## Input

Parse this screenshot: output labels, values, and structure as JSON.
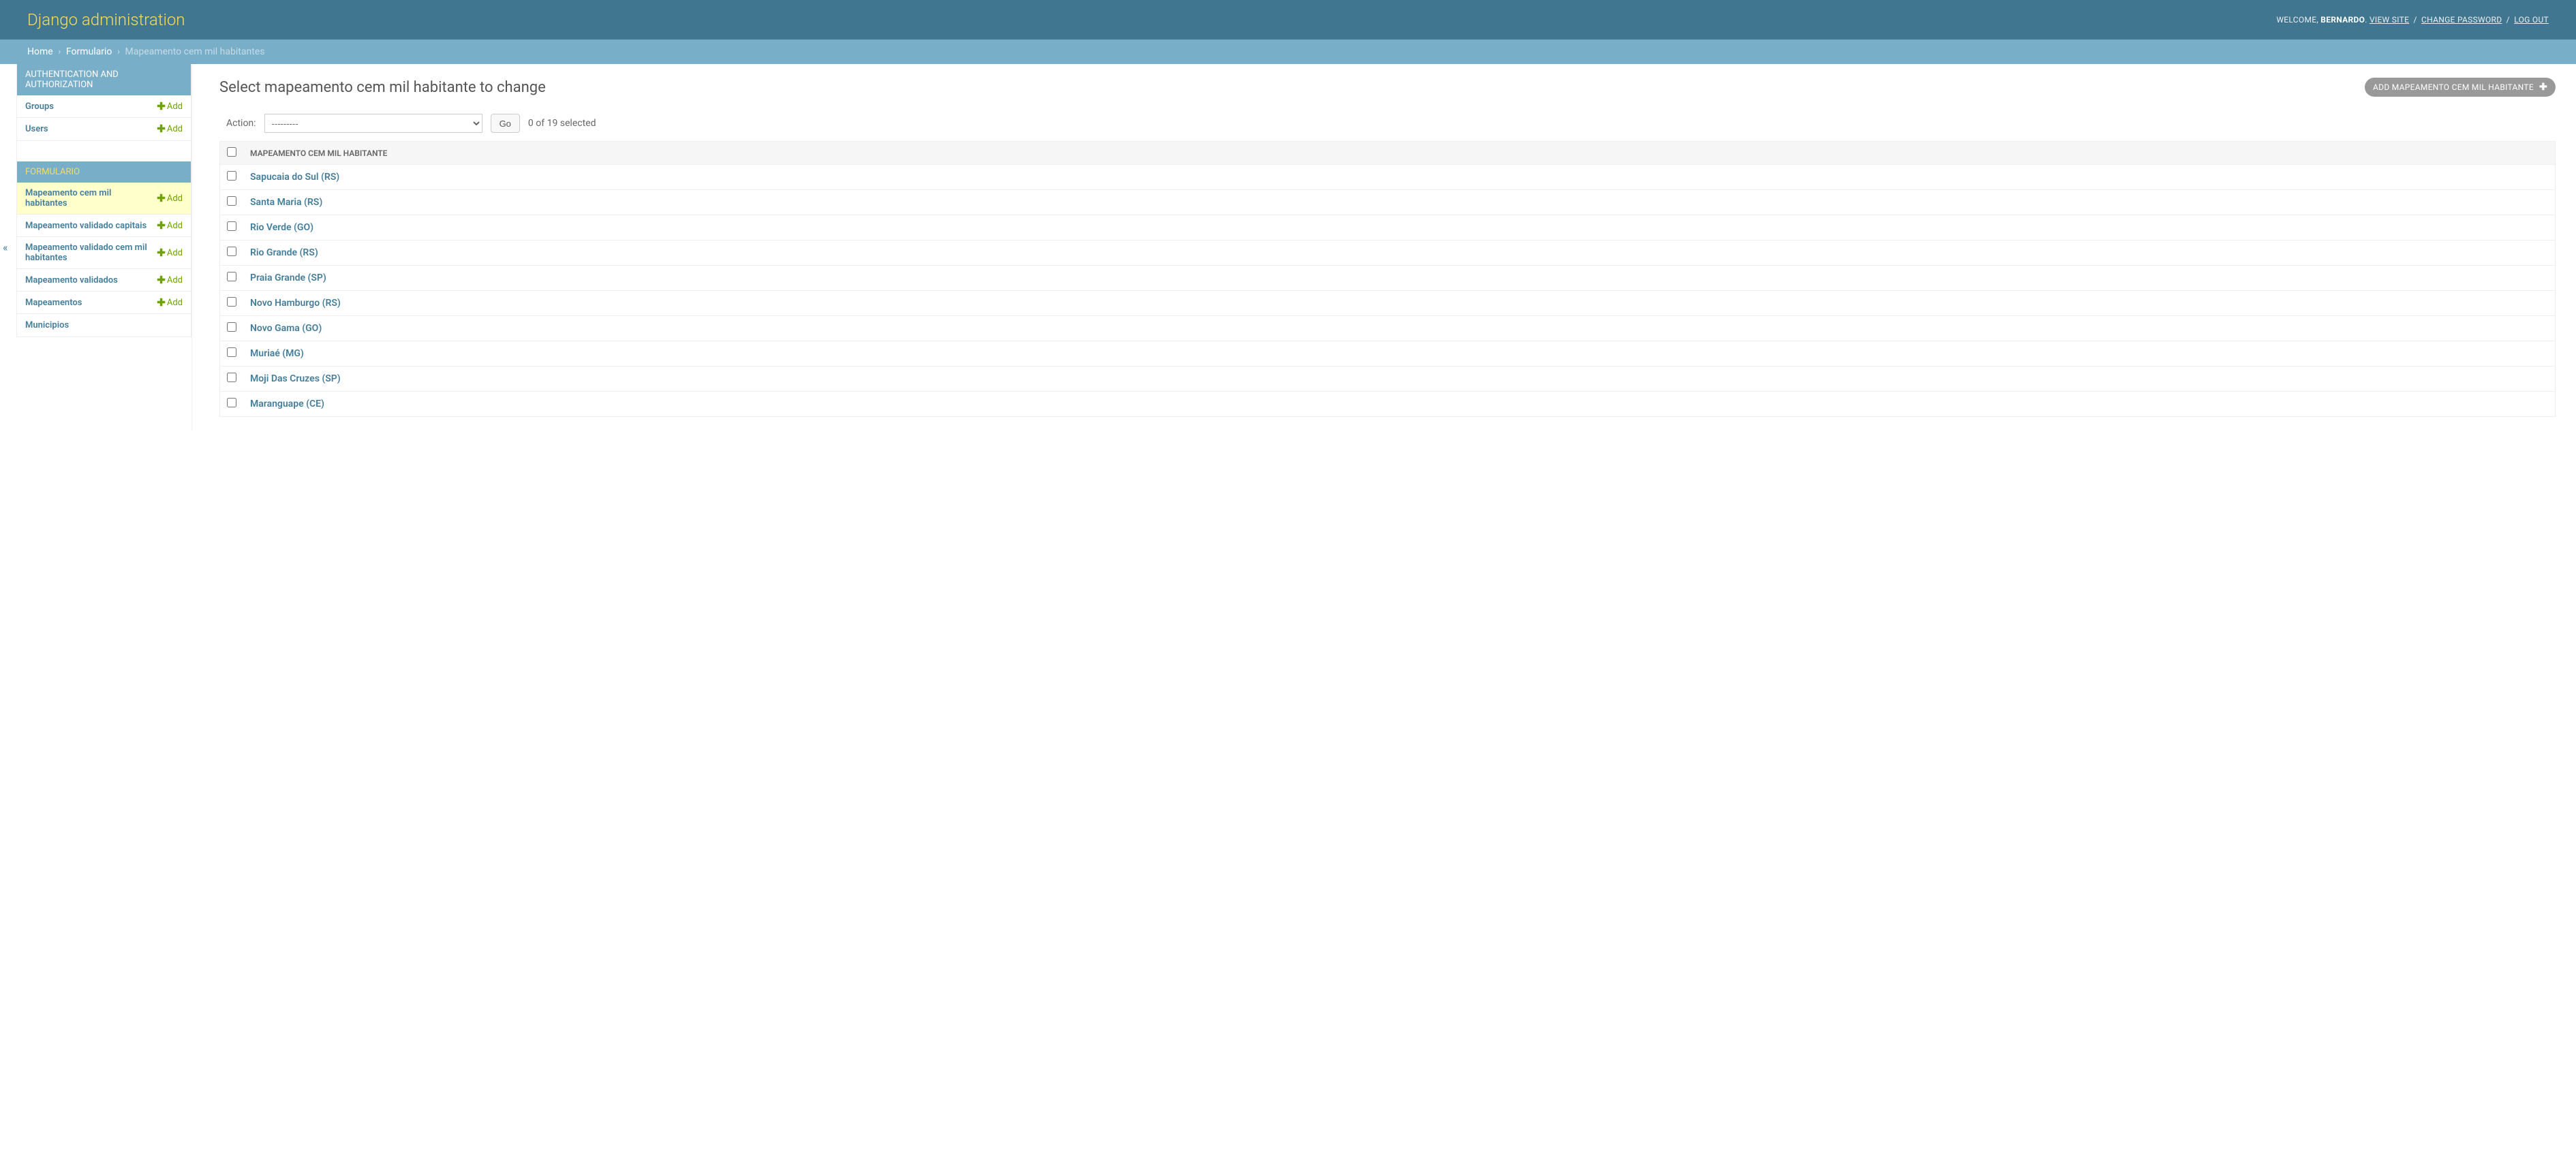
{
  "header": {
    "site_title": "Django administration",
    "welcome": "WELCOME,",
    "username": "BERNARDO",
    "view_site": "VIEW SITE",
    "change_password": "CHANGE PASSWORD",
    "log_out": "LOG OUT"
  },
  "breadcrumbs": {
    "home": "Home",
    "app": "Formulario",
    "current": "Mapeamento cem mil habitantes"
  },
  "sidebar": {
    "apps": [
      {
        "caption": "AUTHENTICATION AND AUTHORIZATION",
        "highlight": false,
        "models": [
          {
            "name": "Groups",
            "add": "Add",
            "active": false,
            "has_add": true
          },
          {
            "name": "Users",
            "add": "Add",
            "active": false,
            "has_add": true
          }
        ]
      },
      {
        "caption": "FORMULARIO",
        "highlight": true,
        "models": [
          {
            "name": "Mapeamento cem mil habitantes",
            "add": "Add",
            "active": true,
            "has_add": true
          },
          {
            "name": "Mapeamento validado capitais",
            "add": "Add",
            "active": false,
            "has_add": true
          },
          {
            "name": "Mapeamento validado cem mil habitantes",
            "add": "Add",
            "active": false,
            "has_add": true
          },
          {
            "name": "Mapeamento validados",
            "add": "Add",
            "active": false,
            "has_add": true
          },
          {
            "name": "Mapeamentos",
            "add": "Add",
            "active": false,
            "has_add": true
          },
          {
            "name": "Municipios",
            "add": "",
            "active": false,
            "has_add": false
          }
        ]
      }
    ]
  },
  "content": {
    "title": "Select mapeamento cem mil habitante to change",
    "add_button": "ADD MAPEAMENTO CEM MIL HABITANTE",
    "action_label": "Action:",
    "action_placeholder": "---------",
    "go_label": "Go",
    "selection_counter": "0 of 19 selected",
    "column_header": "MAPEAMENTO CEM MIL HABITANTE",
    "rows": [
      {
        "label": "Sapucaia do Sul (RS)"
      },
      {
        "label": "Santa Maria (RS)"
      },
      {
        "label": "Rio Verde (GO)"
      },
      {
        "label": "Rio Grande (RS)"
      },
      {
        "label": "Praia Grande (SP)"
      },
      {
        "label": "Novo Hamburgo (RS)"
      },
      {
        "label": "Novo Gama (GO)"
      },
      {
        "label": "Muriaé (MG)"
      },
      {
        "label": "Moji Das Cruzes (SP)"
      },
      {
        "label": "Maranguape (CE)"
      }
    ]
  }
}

## What is required
Filter the listing above by the word "habitantes"; copy each line that passes.

## The reply
    "current": "Mapeamento cem mil habitantes"
            "name": "Mapeamento cem mil habitantes",
            "name": "Mapeamento validado cem mil habitantes",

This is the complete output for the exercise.